### Data in this exercise

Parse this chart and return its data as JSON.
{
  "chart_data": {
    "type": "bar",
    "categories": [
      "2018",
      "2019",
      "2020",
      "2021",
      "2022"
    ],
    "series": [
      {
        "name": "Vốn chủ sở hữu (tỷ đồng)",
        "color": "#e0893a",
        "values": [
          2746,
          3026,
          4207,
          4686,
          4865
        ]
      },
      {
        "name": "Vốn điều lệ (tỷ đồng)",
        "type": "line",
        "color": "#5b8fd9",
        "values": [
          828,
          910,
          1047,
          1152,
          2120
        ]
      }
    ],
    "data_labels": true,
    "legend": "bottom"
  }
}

### Problem details
For the material, find the number of lines holding the word "name" and give that figure and nothing more.

### Result for this task
2